## Short task
Leave out the images and repeat the listing below without a single change.

## Source material
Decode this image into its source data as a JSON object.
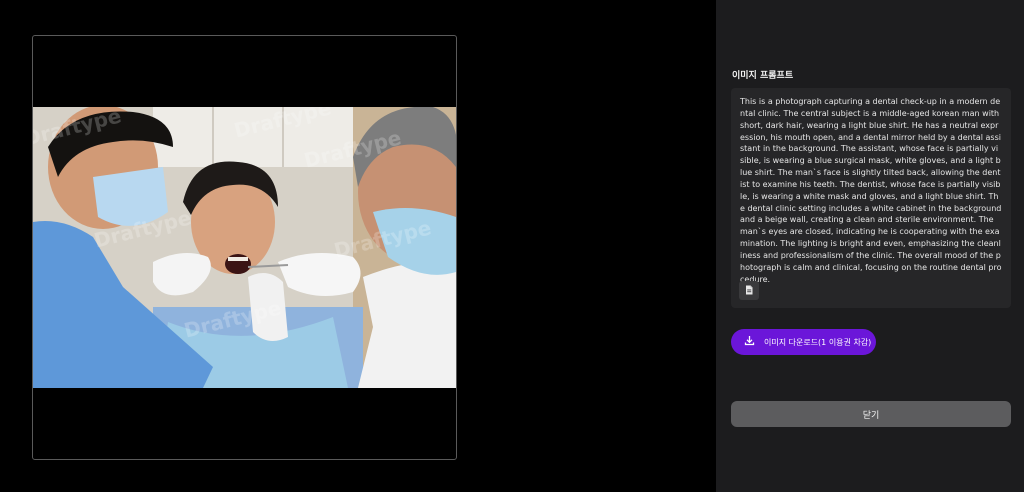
{
  "image_viewer": {
    "watermark_text": "Draftype"
  },
  "panel": {
    "prompt_heading": "이미지 프롬프트",
    "prompt_text": "This is a photograph capturing a dental check-up in a modern dental clinic. The central subject is a middle-aged korean man with short, dark hair, wearing a light blue shirt. He has a neutral expression, his mouth open, and a dental mirror held by a dental assistant in the background. The assistant, whose face is partially visible, is wearing a blue surgical mask, white gloves, and a light blue shirt. The man`s face is slightly tilted back, allowing the dentist to examine his teeth. The dentist, whose face is partially visible, is wearing a white mask and gloves, and a light blue shirt. The dental clinic setting includes a white cabinet in the background and a beige wall, creating a clean and sterile environment. The man`s eyes are closed, indicating he is cooperating with the examination. The lighting is bright and even, emphasizing the cleanliness and professionalism of the clinic. The overall mood of the photograph is calm and clinical, focusing on the routine dental procedure.",
    "copy_icon": "copy-icon",
    "download_label": "이미지 다운로드(1 이용권 차감)",
    "download_icon": "download-icon",
    "close_label": "닫기"
  },
  "colors": {
    "panel_bg": "#1c1c1e",
    "prompt_box_bg": "#262628",
    "accent": "#6b16d9",
    "close_button_bg": "#5c5c5e"
  }
}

## Result for this exercise
Decode this image into its source data as a JSON object.
{
  "image_viewer": {
    "watermark_text": "Draftype"
  },
  "panel": {
    "prompt_heading": "이미지 프롬프트",
    "prompt_text": "This is a photograph capturing a dental check-up in a modern dental clinic. The central subject is a middle-aged korean man with short, dark hair, wearing a light blue shirt. He has a neutral expression, his mouth open, and a dental mirror held by a dental assistant in the background. The assistant, whose face is partially visible, is wearing a blue surgical mask, white gloves, and a light blue shirt. The man`s face is slightly tilted back, allowing the dentist to examine his teeth. The dentist, whose face is partially visible, is wearing a white mask and gloves, and a light blue shirt. The dental clinic setting includes a white cabinet in the background and a beige wall, creating a clean and sterile environment. The man`s eyes are closed, indicating he is cooperating with the examination. The lighting is bright and even, emphasizing the cleanliness and professionalism of the clinic. The overall mood of the photograph is calm and clinical, focusing on the routine dental procedure.",
    "copy_icon": "copy-icon",
    "download_label": "이미지 다운로드(1 이용권 차감)",
    "download_icon": "download-icon",
    "close_label": "닫기"
  },
  "colors": {
    "panel_bg": "#1c1c1e",
    "prompt_box_bg": "#262628",
    "accent": "#6b16d9",
    "close_button_bg": "#5c5c5e"
  }
}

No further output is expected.